Task goal
Set the listing down again in full, word for word, with the pictures left out.

+++ Given information +++

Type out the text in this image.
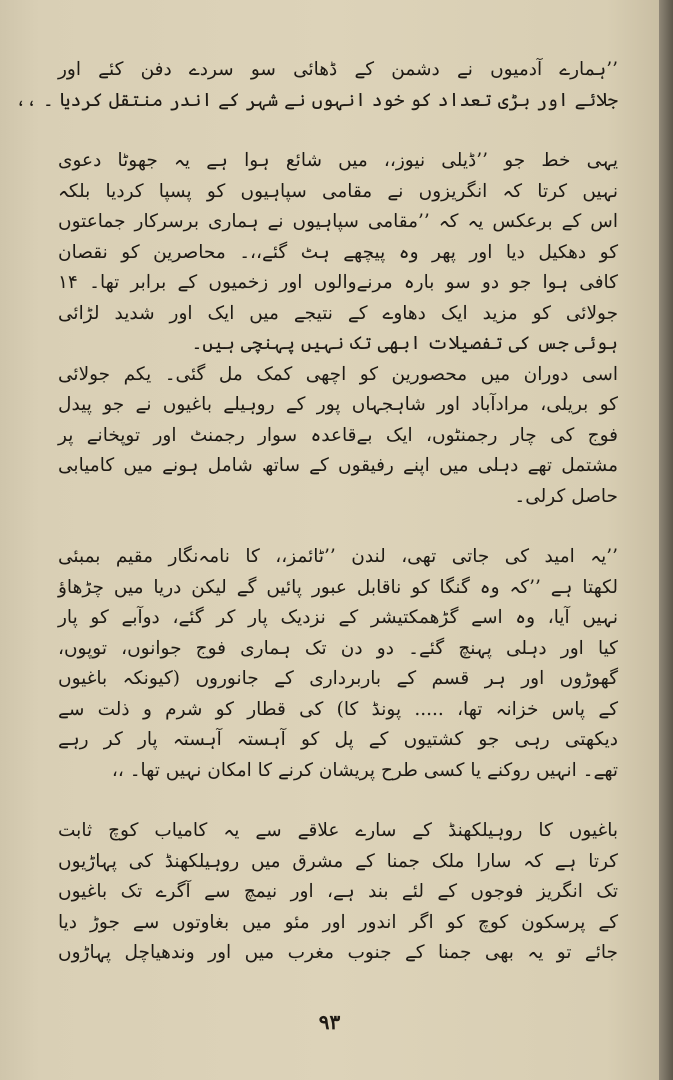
’’ہمارے آدمیوں نے دشمن کے ڈھائی سو سردے دفن کئے اور
جلائے اور بڑی تعداد کو خود انہوں نے شہر کے اندر منتقل کردیا ۔ ،،
یہی خط جو ’’ڈیلی نیوز،، میں شائع ہوا ہے یہ جھوٹا دعوی
نہیں کرتا کہ انگریزوں نے مقامی سپاہیوں کو پسپا کردیا بلکہ
اس کے برعکس یہ کہ ’’مقامی سپاہیوں نے ہماری برسرکار جماعتوں
کو دھکیل دیا اور پھر وہ پیچھے ہٹ گئے،،۔ محاصرین کو نقصان
کافی ہوا جو دو سو بارہ مرنےوالوں اور زخمیوں کے برابر تھا۔ ۱۴
جولائی کو مزید ایک دھاوے کے نتیجے میں ایک اور شدید لڑائی
ہوئی جس کی تفصیلات ابھی تک نہیں پہنچی ہیں۔
اسی دوران میں محصورین کو اچھی کمک مل گئی۔ یکم جولائی
کو بریلی، مرادآباد اور شاہجہاں پور کے روہیلے باغیوں نے جو پیدل
فوج کی چار رجمنٹوں، ایک بےقاعدہ سوار رجمنٹ اور توپخانے پر
مشتمل تھے دہلی میں اپنے رفیقوں کے ساتھ شامل ہونے میں کامیابی
حاصل کرلی۔
’’یہ امید کی جاتی تھی، لندن ’’ٹائمز،، کا نامہ‌نگار مقیم بمبئی
لکھتا ہے ’’کہ وہ گنگا کو ناقابل عبور پائیں گے لیکن دریا میں چڑھاؤ
نہیں آیا، وہ اسے گڑھمکتیشر کے نزدیک پار کر گئے، دوآبے کو پار
کیا اور دہلی پہنچ گئے۔ دو دن تک ہماری فوج جوانوں، توپوں،
گھوڑوں اور ہر قسم کے باربرداری کے جانوروں (کیونکہ باغیوں
کے پاس خزانہ تھا، ..... پونڈ کا) کی قطار کو شرم و ذلت سے
دیکھتی رہی جو کشتیوں کے پل کو آہستہ آہستہ پار کر رہے
تھے۔ انہیں روکنے یا کسی طرح پریشان کرنے کا امکان نہیں تھا۔ ،،
باغیوں کا روہیلکھنڈ کے سارے علاقے سے یہ کامیاب کوچ ثابت
کرتا ہے کہ سارا ملک جمنا کے مشرق میں روہیلکھنڈ کی پہاڑیوں
تک انگریز فوجوں کے لئے بند ہے، اور نیمچ سے آگرے تک باغیوں
کے پرسکون کوچ کو اگر اندور اور مئو میں بغاوتوں سے جوڑ دیا
جائے تو یہ بھی جمنا کے جنوب مغرب میں اور وندھیاچل پہاڑوں
۹۳
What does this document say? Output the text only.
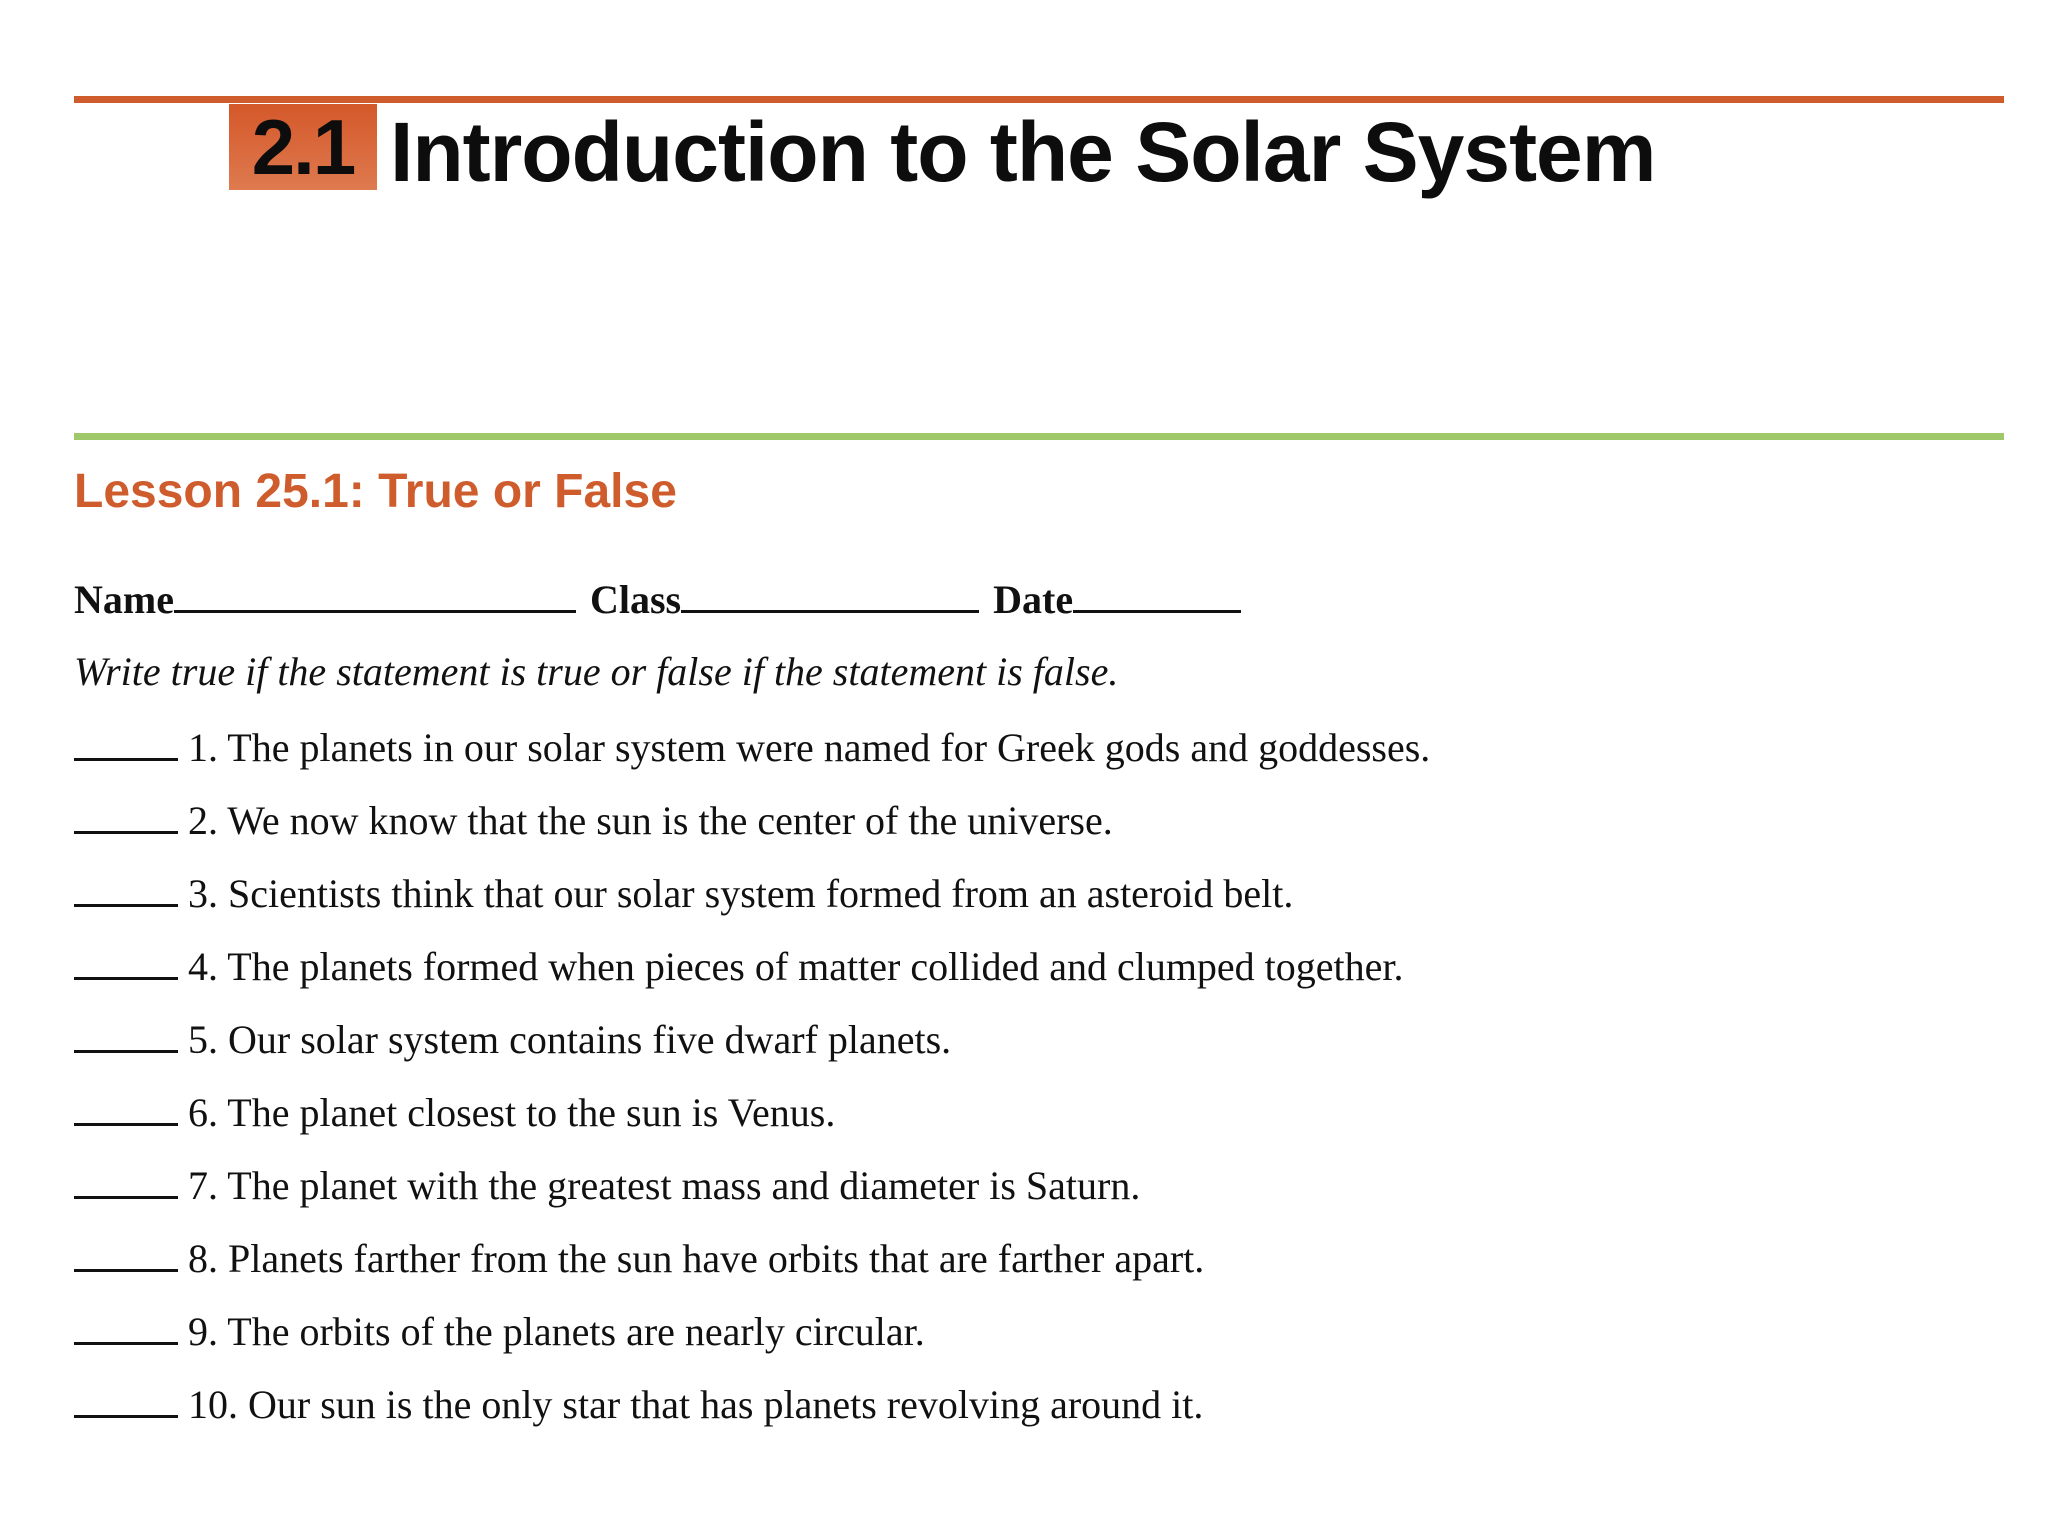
2.1 Introduction to the Solar System
Lesson 25.1: True or False
Name	Class	Date
Write true if the statement is true or false if the statement is false.
1. The planets in our solar system were named for Greek gods and goddesses.
2. We now know that the sun is the center of the universe.
3. Scientists think that our solar system formed from an asteroid belt.
4. The planets formed when pieces of matter collided and clumped together.
5. Our solar system contains five dwarf planets.
6. The planet closest to the sun is Venus.
7. The planet with the greatest mass and diameter is Saturn.
8. Planets farther from the sun have orbits that are farther apart.
9. The orbits of the planets are nearly circular.
10. Our sun is the only star that has planets revolving around it.
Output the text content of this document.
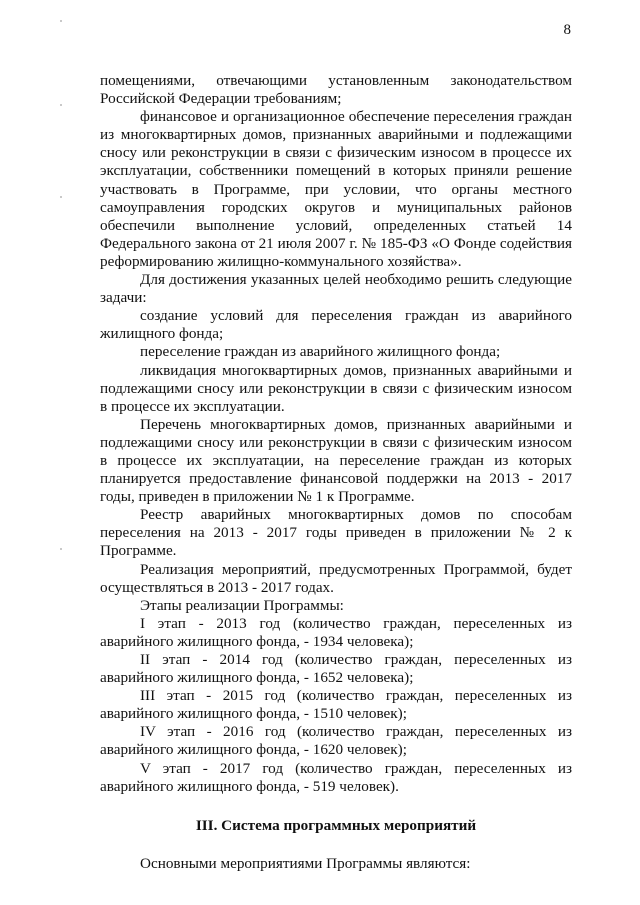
8

помещениями, отвечающими установленным законодательством Российской Федерации требованиям;

финансовое и организационное обеспечение переселения граждан из многоквартирных домов, признанных аварийными и подлежащими сносу или реконструкции в связи с физическим износом в процессе их эксплуатации, собственники помещений в которых приняли решение участвовать в Программе, при условии, что органы местного самоуправления городских округов и муниципальных районов обеспечили выполнение условий, определенных статьей 14 Федерального закона от 21 июля 2007 г. № 185-ФЗ «О Фонде содействия реформированию жилищно-коммунального хозяйства».

Для достижения указанных целей необходимо решить следующие задачи:

создание условий для переселения граждан из аварийного жилищного фонда;

переселение граждан из аварийного жилищного фонда;

ликвидация многоквартирных домов, признанных аварийными и подлежащими сносу или реконструкции в связи с физическим износом в процессе их эксплуатации.

Перечень многоквартирных домов, признанных аварийными и подлежащими сносу или реконструкции в связи с физическим износом в процессе их эксплуатации, на переселение граждан из которых планируется предоставление финансовой поддержки на 2013 - 2017 годы, приведен в приложении № 1 к Программе.

Реестр аварийных многоквартирных домов по способам переселения на 2013 - 2017 годы приведен в приложении № 2 к Программе.

Реализация мероприятий, предусмотренных Программой, будет осуществляться в 2013 - 2017 годах.

Этапы реализации Программы:

I этап - 2013 год (количество граждан, переселенных из аварийного жилищного фонда, - 1934 человека);

II этап - 2014 год (количество граждан, переселенных из аварийного жилищного фонда, - 1652 человека);

III этап - 2015 год (количество граждан, переселенных из аварийного жилищного фонда, - 1510 человек);

IV этап - 2016 год (количество граждан, переселенных из аварийного жилищного фонда, - 1620 человек);

V этап - 2017 год (количество граждан, переселенных из аварийного жилищного фонда, - 519 человек).

III. Система программных мероприятий

Основными мероприятиями Программы являются:
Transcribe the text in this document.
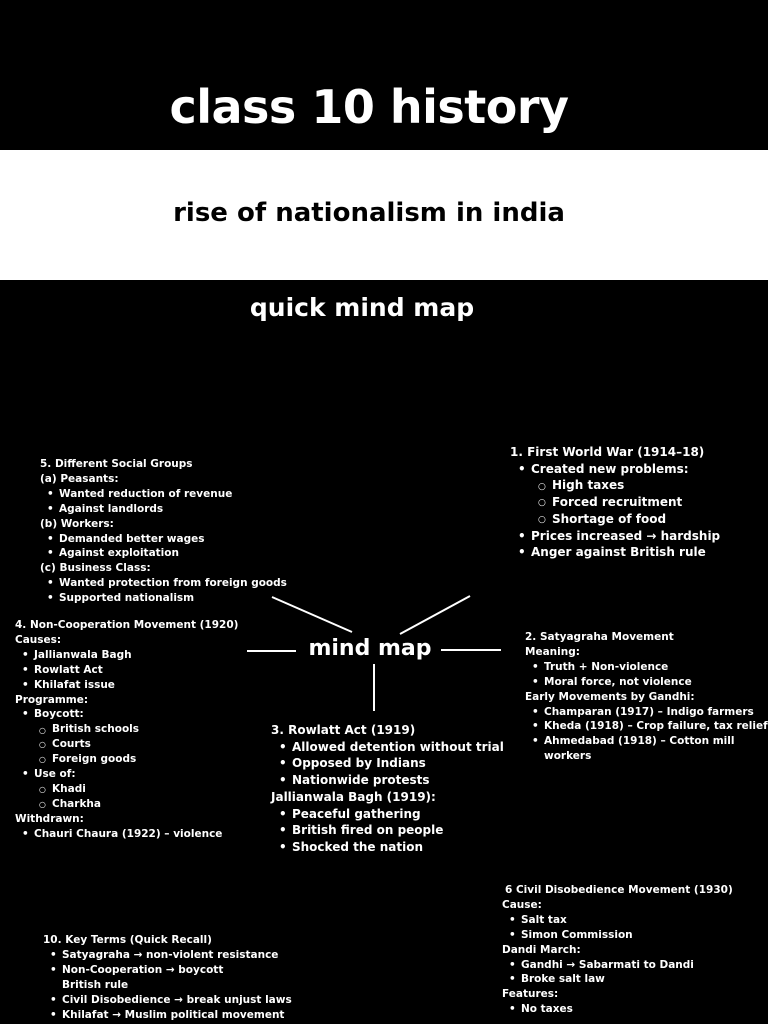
class 10 history
rise of nationalism in india
quick mind map
mind map

1. First World War (1914–18)

• Created new problems:
○ High taxes
○ Forced recruitment
○ Shortage of food
• Prices increased → hardship
• Anger against British rule

2. Satyagraha Movement

Meaning:

• Truth + Non-violence
• Moral force, not violence

Early Movements by Gandhi:

• Champaran (1917) – Indigo farmers
• Kheda (1918) – Crop failure, tax relief
• Ahmedabad (1918) – Cotton mill workers

3. Rowlatt Act (1919)

• Allowed detention without trial
• Opposed by Indians
• Nationwide protests

Jallianwala Bagh (1919):

• Peaceful gathering
• British fired on people
• Shocked the nation

4. Non-Cooperation Movement (1920)

Causes:

• Jallianwala Bagh
• Rowlatt Act
• Khilafat issue

Programme:

• Boycott:
○ British schools
○ Courts
○ Foreign goods
• Use of:
○ Khadi
○ Charkha

Withdrawn:

• Chauri Chaura (1922) – violence

5. Different Social Groups

(a) Peasants:

• Wanted reduction of revenue
• Against landlords

(b) Workers:

• Demanded better wages
• Against exploitation

(c) Business Class:

• Wanted protection from foreign goods
• Supported nationalism

6 Civil Disobedience Movement (1930)

Cause:

• Salt tax
• Simon Commission

Dandi March:

• Gandhi → Sabarmati to Dandi
• Broke salt law

Features:

• No taxes

10. Key Terms (Quick Recall)

• Satyagraha → non-violent resistance
• Non-Cooperation → boycott British rule
• Civil Disobedience → break unjust laws
• Khilafat → Muslim political movement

+++

Correct answer
Type out the text in this image.
’’ہمارے آدمیوں نے دشمن کے ڈھائی سو سردے دفن کئے اور
جلائے اور بڑی تعداد کو خود انہوں نے شہر کے اندر منتقل کردیا ۔ ،،
یہی خط جو ’’ڈیلی نیوز،، میں شائع ہوا ہے یہ جھوٹا دعوی
نہیں کرتا کہ انگریزوں نے مقامی سپاہیوں کو پسپا کردیا بلکہ
اس کے برعکس یہ کہ ’’مقامی سپاہیوں نے ہماری برسرکار جماعتوں
کو دھکیل دیا اور پھر وہ پیچھے ہٹ گئے،،۔ محاصرین کو نقصان
کافی ہوا جو دو سو بارہ مرنےوالوں اور زخمیوں کے برابر تھا۔ ۱۴
جولائی کو مزید ایک دھاوے کے نتیجے میں ایک اور شدید لڑائی
ہوئی جس کی تفصیلات ابھی تک نہیں پہنچی ہیں۔
اسی دوران میں محصورین کو اچھی کمک مل گئی۔ یکم جولائی
کو بریلی، مرادآباد اور شاہجہاں پور کے روہیلے باغیوں نے جو پیدل
فوج کی چار رجمنٹوں، ایک بےقاعدہ سوار رجمنٹ اور توپخانے پر
مشتمل تھے دہلی میں اپنے رفیقوں کے ساتھ شامل ہونے میں کامیابی
حاصل کرلی۔
’’یہ امید کی جاتی تھی، لندن ’’ٹائمز،، کا نامہ‌نگار مقیم بمبئی
لکھتا ہے ’’کہ وہ گنگا کو ناقابل عبور پائیں گے لیکن دریا میں چڑھاؤ
نہیں آیا، وہ اسے گڑھمکتیشر کے نزدیک پار کر گئے، دوآبے کو پار
کیا اور دہلی پہنچ گئے۔ دو دن تک ہماری فوج جوانوں، توپوں،
گھوڑوں اور ہر قسم کے باربرداری کے جانوروں (کیونکہ باغیوں
کے پاس خزانہ تھا، ..... پونڈ کا) کی قطار کو شرم و ذلت سے
دیکھتی رہی جو کشتیوں کے پل کو آہستہ آہستہ پار کر رہے
تھے۔ انہیں روکنے یا کسی طرح پریشان کرنے کا امکان نہیں تھا۔ ،،
باغیوں کا روہیلکھنڈ کے سارے علاقے سے یہ کامیاب کوچ ثابت
کرتا ہے کہ سارا ملک جمنا کے مشرق میں روہیلکھنڈ کی پہاڑیوں
تک انگریز فوجوں کے لئے بند ہے، اور نیمچ سے آگرے تک باغیوں
کے پرسکون کوچ کو اگر اندور اور مئو میں بغاوتوں سے جوڑ دیا
جائے تو یہ بھی جمنا کے جنوب مغرب میں اور وندھیاچل پہاڑوں
۹۳
What does this document say? Output the text only.
2.1 Introduction to the Solar System
Lesson 25.1: True or False
Name	Class	Date
Write true if the statement is true or false if the statement is false.
1. The planets in our solar system were named for Greek gods and goddesses.
2. We now know that the sun is the center of the universe.
3. Scientists think that our solar system formed from an asteroid belt.
4. The planets formed when pieces of matter collided and clumped together.
5. Our solar system contains five dwarf planets.
6. The planet closest to the sun is Venus.
7. The planet with the greatest mass and diameter is Saturn.
8. Planets farther from the sun have orbits that are farther apart.
9. The orbits of the planets are nearly circular.
10. Our sun is the only star that has planets revolving around it.
Output the text content of this document.
8

помещениями, отвечающими установленным законодательством Российской Федерации требованиям;

финансовое и организационное обеспечение переселения граждан из многоквартирных домов, признанных аварийными и подлежащими сносу или реконструкции в связи с физическим износом в процессе их эксплуатации, собственники помещений в которых приняли решение участвовать в Программе, при условии, что органы местного самоуправления городских округов и муниципальных районов обеспечили выполнение условий, определенных статьей 14 Федерального закона от 21 июля 2007 г. № 185-ФЗ «О Фонде содействия реформированию жилищно-коммунального хозяйства».

Для достижения указанных целей необходимо решить следующие задачи:

создание условий для переселения граждан из аварийного жилищного фонда;

переселение граждан из аварийного жилищного фонда;

ликвидация многоквартирных домов, признанных аварийными и подлежащими сносу или реконструкции в связи с физическим износом в процессе их эксплуатации.

Перечень многоквартирных домов, признанных аварийными и подлежащими сносу или реконструкции в связи с физическим износом в процессе их эксплуатации, на переселение граждан из которых планируется предоставление финансовой поддержки на 2013 - 2017 годы, приведен в приложении № 1 к Программе.

Реестр аварийных многоквартирных домов по способам переселения на 2013 - 2017 годы приведен в приложении № 2 к Программе.

Реализация мероприятий, предусмотренных Программой, будет осуществляться в 2013 - 2017 годах.

Этапы реализации Программы:

I этап - 2013 год (количество граждан, переселенных из аварийного жилищного фонда, - 1934 человека);

II этап - 2014 год (количество граждан, переселенных из аварийного жилищного фонда, - 1652 человека);

III этап - 2015 год (количество граждан, переселенных из аварийного жилищного фонда, - 1510 человек);

IV этап - 2016 год (количество граждан, переселенных из аварийного жилищного фонда, - 1620 человек);

V этап - 2017 год (количество граждан, переселенных из аварийного жилищного фонда, - 519 человек).

III. Система программных мероприятий

Основными мероприятиями Программы являются:
Transcribe the text in this document.
class 10 history
rise of nationalism in india
quick mind map
mind map

1. First World War (1914–18)

• Created new problems:
○ High taxes
○ Forced recruitment
○ Shortage of food
• Prices increased → hardship
• Anger against British rule

2. Satyagraha Movement

Meaning:

• Truth + Non-violence
• Moral force, not violence

Early Movements by Gandhi:

• Champaran (1917) – Indigo farmers
• Kheda (1918) – Crop failure, tax relief
• Ahmedabad (1918) – Cotton mill workers

3. Rowlatt Act (1919)

• Allowed detention without trial
• Opposed by Indians
• Nationwide protests

Jallianwala Bagh (1919):

• Peaceful gathering
• British fired on people
• Shocked the nation

4. Non-Cooperation Movement (1920)

Causes:

• Jallianwala Bagh
• Rowlatt Act
• Khilafat issue

Programme:

• Boycott:
○ British schools
○ Courts
○ Foreign goods
• Use of:
○ Khadi
○ Charkha

Withdrawn:

• Chauri Chaura (1922) – violence

5. Different Social Groups

(a) Peasants:

• Wanted reduction of revenue
• Against landlords

(b) Workers:

• Demanded better wages
• Against exploitation

(c) Business Class:

• Wanted protection from foreign goods
• Supported nationalism

6 Civil Disobedience Movement (1930)

Cause:

• Salt tax
• Simon Commission

Dandi March:

• Gandhi → Sabarmati to Dandi
• Broke salt law

Features:

• No taxes

10. Key Terms (Quick Recall)

• Satyagraha → non-violent resistance
• Non-Cooperation → boycott British rule
• Civil Disobedience → break unjust laws
• Khilafat → Muslim political movement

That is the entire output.